(Data entries)
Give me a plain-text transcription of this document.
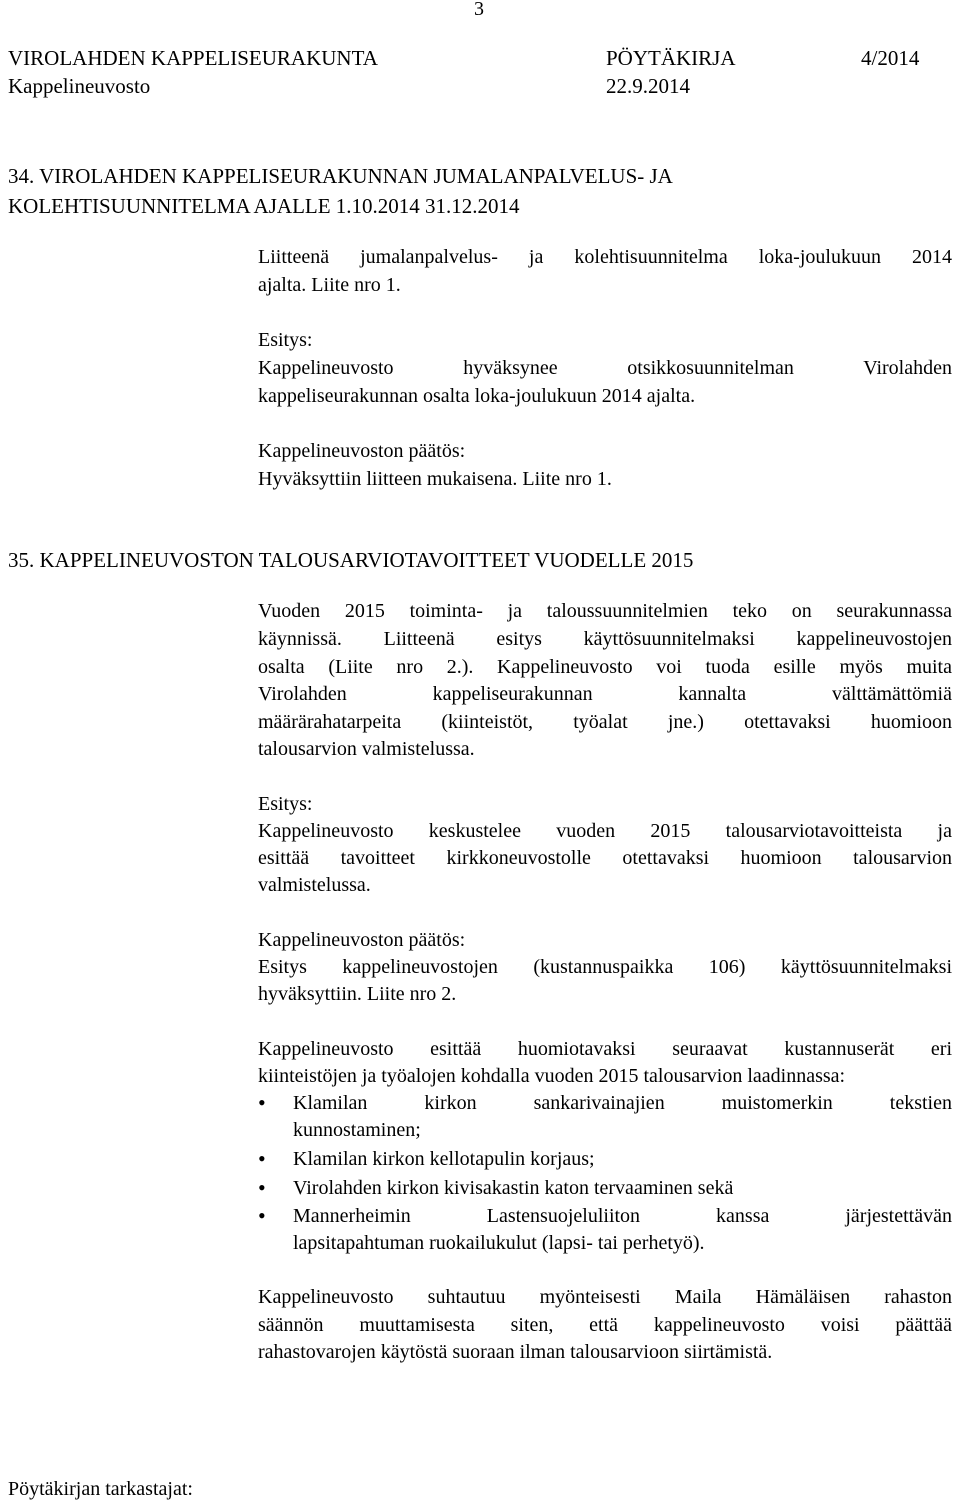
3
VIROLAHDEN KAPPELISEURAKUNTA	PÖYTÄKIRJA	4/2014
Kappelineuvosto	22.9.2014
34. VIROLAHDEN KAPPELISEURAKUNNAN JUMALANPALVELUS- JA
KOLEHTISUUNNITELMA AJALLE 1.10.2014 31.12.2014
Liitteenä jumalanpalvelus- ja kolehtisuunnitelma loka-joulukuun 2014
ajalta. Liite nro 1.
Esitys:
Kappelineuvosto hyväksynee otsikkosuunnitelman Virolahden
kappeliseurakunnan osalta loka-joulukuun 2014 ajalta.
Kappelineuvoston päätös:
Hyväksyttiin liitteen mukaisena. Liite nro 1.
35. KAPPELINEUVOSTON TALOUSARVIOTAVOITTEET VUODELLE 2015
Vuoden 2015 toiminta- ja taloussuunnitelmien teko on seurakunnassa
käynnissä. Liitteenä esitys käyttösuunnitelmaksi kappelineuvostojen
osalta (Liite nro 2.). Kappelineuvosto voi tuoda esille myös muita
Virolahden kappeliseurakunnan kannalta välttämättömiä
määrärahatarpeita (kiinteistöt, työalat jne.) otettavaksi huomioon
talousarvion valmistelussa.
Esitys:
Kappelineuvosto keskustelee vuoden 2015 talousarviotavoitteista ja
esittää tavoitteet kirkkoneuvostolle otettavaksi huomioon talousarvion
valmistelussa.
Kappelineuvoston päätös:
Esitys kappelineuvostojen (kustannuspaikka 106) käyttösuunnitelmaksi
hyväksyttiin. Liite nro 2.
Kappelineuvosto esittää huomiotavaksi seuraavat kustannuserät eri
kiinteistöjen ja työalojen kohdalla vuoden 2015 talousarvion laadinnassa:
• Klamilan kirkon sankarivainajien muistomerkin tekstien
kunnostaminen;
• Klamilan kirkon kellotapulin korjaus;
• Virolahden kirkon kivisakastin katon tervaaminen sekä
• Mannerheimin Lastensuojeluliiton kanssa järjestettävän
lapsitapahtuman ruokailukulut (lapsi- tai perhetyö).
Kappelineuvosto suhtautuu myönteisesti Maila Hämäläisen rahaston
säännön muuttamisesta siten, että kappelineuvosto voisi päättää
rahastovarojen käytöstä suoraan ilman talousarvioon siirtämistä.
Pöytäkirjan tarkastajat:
==
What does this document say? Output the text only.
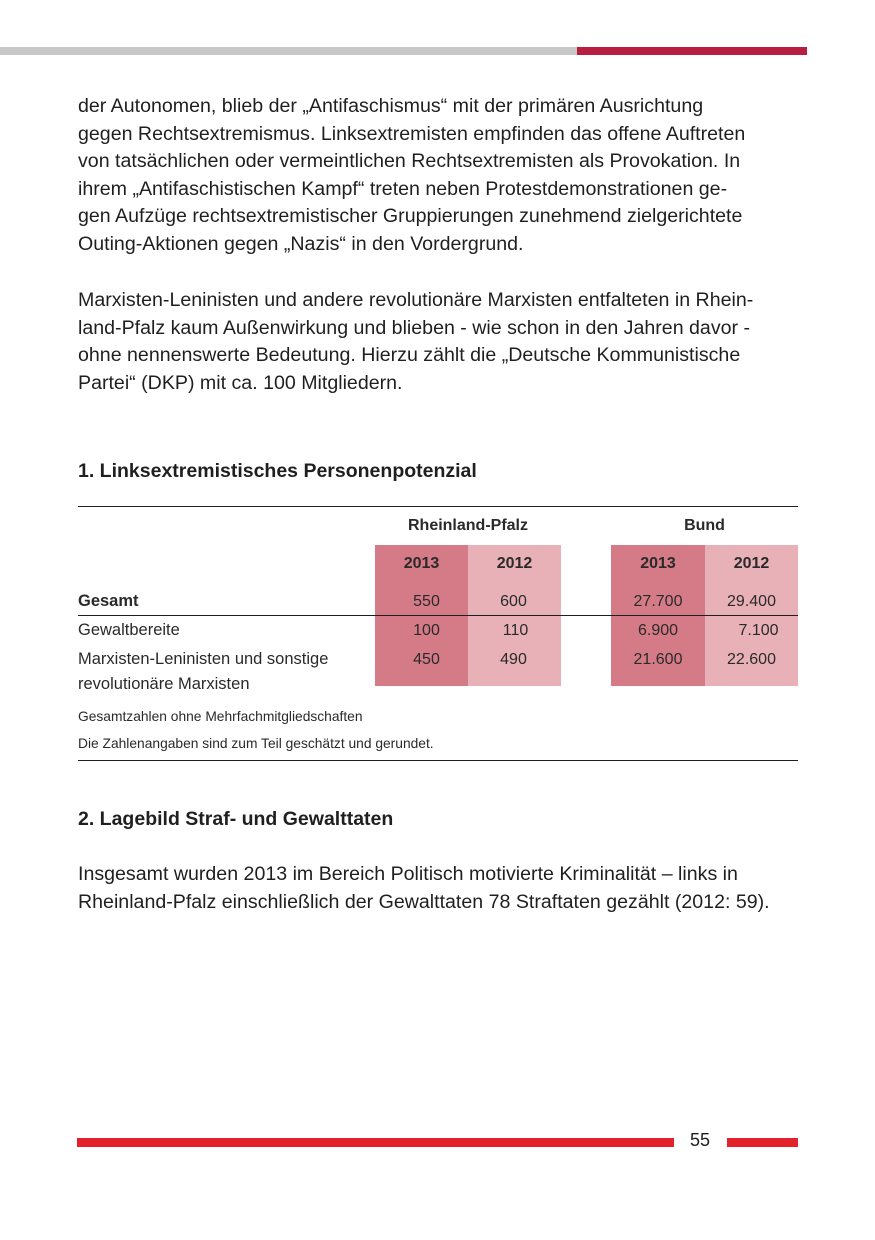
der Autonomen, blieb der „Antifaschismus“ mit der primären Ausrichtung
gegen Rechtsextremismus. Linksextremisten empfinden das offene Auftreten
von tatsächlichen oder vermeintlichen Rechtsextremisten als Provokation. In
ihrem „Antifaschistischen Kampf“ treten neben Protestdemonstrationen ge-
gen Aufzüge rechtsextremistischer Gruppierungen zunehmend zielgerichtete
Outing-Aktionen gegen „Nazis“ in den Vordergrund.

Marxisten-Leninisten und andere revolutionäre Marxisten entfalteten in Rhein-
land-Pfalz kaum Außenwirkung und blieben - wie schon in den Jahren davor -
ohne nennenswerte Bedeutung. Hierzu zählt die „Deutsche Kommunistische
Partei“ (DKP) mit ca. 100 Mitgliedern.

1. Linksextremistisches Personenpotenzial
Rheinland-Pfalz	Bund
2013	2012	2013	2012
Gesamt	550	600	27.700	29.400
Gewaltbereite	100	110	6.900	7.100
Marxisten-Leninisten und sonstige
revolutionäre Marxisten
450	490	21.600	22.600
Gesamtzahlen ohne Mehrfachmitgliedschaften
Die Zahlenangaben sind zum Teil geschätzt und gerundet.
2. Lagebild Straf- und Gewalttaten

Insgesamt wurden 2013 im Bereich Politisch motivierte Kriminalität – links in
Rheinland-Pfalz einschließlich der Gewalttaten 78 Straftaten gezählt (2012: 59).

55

PROMPT:
Show all lines from the data above in which the word "Rheinland" appears.

RESULT:
Rheinland-Pfalz	Bund
Rheinland-Pfalz einschließlich der Gewalttaten 78 Straftaten gezählt (2012: 59).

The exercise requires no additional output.